** MATERIAL TO PROCESS **
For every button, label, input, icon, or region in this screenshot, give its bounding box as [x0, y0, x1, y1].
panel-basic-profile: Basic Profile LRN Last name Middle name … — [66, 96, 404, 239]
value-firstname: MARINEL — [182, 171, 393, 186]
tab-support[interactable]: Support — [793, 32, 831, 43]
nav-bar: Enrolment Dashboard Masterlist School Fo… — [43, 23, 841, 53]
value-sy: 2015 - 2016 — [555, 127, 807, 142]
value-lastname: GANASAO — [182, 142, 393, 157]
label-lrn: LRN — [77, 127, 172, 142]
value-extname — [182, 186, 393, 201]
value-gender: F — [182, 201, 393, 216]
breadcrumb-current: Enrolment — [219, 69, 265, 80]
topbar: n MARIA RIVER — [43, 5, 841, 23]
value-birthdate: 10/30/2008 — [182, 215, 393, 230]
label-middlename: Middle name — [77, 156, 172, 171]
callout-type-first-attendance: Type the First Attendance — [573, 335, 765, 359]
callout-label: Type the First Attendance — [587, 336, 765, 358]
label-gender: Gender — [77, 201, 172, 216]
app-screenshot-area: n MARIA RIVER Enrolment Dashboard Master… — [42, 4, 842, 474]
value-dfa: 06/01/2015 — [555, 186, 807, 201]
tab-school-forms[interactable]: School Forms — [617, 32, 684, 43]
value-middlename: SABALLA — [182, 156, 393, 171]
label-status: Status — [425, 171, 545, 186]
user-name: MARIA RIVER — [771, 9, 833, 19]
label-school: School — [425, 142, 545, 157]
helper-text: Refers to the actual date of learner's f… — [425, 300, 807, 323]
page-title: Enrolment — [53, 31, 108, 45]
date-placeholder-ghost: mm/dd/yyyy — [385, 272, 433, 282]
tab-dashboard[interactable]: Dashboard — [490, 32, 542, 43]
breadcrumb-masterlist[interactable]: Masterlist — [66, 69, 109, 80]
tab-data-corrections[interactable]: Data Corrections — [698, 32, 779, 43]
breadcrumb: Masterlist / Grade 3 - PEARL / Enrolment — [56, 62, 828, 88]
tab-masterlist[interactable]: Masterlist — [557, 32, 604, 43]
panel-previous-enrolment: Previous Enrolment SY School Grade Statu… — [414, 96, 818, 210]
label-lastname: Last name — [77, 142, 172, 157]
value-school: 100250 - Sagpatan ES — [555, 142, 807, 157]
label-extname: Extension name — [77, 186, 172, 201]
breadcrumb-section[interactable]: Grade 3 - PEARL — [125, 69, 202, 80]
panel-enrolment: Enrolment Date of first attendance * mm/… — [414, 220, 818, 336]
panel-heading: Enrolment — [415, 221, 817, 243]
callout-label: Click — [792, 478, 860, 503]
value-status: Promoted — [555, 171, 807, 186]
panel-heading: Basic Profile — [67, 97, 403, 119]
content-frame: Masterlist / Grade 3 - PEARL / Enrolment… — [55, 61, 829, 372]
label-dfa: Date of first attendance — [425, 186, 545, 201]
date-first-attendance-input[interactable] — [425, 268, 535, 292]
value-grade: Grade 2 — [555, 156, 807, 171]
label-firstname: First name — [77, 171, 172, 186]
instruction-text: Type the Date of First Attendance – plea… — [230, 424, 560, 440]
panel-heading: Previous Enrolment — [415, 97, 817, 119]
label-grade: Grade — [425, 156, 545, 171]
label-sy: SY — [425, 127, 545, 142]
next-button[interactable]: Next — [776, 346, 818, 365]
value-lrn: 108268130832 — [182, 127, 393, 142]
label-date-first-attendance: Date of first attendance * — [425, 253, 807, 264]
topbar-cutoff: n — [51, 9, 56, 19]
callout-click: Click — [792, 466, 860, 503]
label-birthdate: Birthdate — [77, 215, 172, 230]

** TASK INSTRUCTIONS **
Reproduce every line of the records above word for word, keeping the same order.

** WRITTEN ANSWER **
For every button, label, input, icon, or region in this screenshot, give its bounding box as [x0, y0, x1, y1].
panel-basic-profile: Basic Profile LRN Last name Middle name … — [66, 96, 404, 239]
value-firstname: MARINEL — [182, 171, 393, 186]
tab-support[interactable]: Support — [793, 32, 831, 43]
nav-bar: Enrolment Dashboard Masterlist School Fo… — [43, 23, 841, 53]
value-sy: 2015 - 2016 — [555, 127, 807, 142]
value-lastname: GANASAO — [182, 142, 393, 157]
label-lrn: LRN — [77, 127, 172, 142]
value-extname — [182, 186, 393, 201]
value-gender: F — [182, 201, 393, 216]
breadcrumb-current: Enrolment — [219, 69, 265, 80]
topbar: n MARIA RIVER — [43, 5, 841, 23]
value-birthdate: 10/30/2008 — [182, 215, 393, 230]
label-middlename: Middle name — [77, 156, 172, 171]
callout-type-first-attendance: Type the First Attendance — [573, 335, 765, 359]
callout-label: Type the First Attendance — [587, 336, 765, 358]
label-gender: Gender — [77, 201, 172, 216]
app-screenshot-area: n MARIA RIVER Enrolment Dashboard Master… — [42, 4, 842, 474]
value-dfa: 06/01/2015 — [555, 186, 807, 201]
tab-school-forms[interactable]: School Forms — [617, 32, 684, 43]
value-middlename: SABALLA — [182, 156, 393, 171]
label-status: Status — [425, 171, 545, 186]
user-name: MARIA RIVER — [771, 9, 833, 19]
label-school: School — [425, 142, 545, 157]
helper-text: Refers to the actual date of learner's f… — [425, 300, 807, 323]
page-title: Enrolment — [53, 31, 108, 45]
date-placeholder-ghost: mm/dd/yyyy — [385, 272, 433, 282]
tab-dashboard[interactable]: Dashboard — [490, 32, 542, 43]
breadcrumb-masterlist[interactable]: Masterlist — [66, 69, 109, 80]
tab-data-corrections[interactable]: Data Corrections — [698, 32, 779, 43]
breadcrumb: Masterlist / Grade 3 - PEARL / Enrolment — [56, 62, 828, 88]
tab-masterlist[interactable]: Masterlist — [557, 32, 604, 43]
panel-previous-enrolment: Previous Enrolment SY School Grade Statu… — [414, 96, 818, 210]
label-lastname: Last name — [77, 142, 172, 157]
value-school: 100250 - Sagpatan ES — [555, 142, 807, 157]
label-extname: Extension name — [77, 186, 172, 201]
breadcrumb-section[interactable]: Grade 3 - PEARL — [125, 69, 202, 80]
panel-enrolment: Enrolment Date of first attendance * mm/… — [414, 220, 818, 336]
panel-heading: Enrolment — [415, 221, 817, 243]
callout-label: Click — [792, 478, 860, 503]
value-status: Promoted — [555, 171, 807, 186]
panel-heading: Basic Profile — [67, 97, 403, 119]
content-frame: Masterlist / Grade 3 - PEARL / Enrolment… — [55, 61, 829, 372]
label-dfa: Date of first attendance — [425, 186, 545, 201]
date-first-attendance-input[interactable] — [425, 268, 535, 292]
value-grade: Grade 2 — [555, 156, 807, 171]
label-firstname: First name — [77, 171, 172, 186]
instruction-text: Type the Date of First Attendance – plea… — [230, 424, 560, 440]
panel-heading: Previous Enrolment — [415, 97, 817, 119]
label-grade: Grade — [425, 156, 545, 171]
label-sy: SY — [425, 127, 545, 142]
next-button[interactable]: Next — [776, 346, 818, 365]
value-lrn: 108268130832 — [182, 127, 393, 142]
label-date-first-attendance: Date of first attendance * — [425, 253, 807, 264]
topbar-cutoff: n — [51, 9, 56, 19]
callout-click: Click — [792, 466, 860, 503]
label-birthdate: Birthdate — [77, 215, 172, 230]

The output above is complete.